■ AVAILABLE RECORDS
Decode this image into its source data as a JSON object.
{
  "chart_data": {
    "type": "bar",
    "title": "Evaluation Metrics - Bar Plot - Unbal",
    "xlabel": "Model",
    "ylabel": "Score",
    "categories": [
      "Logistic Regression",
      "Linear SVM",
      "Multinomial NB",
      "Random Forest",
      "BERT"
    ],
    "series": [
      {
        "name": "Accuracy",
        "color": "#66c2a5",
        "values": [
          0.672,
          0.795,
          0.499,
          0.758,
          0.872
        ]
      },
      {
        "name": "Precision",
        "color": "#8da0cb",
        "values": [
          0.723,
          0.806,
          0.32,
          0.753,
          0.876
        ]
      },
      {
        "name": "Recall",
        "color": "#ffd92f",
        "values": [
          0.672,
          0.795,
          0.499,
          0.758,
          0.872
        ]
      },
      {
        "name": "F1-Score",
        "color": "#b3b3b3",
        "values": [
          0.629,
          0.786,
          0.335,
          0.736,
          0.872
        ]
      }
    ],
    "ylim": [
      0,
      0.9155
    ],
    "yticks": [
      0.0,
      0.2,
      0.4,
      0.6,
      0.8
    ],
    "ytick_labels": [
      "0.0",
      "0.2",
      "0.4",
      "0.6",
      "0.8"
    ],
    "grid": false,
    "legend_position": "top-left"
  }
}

■ STATED PROBLEM
Show the lines from the data above that contain the string "name".

■ TASK SOLUTION
        "name": "Accuracy",
        "name": "Precision",
        "name": "Recall",
        "name": "F1-Score",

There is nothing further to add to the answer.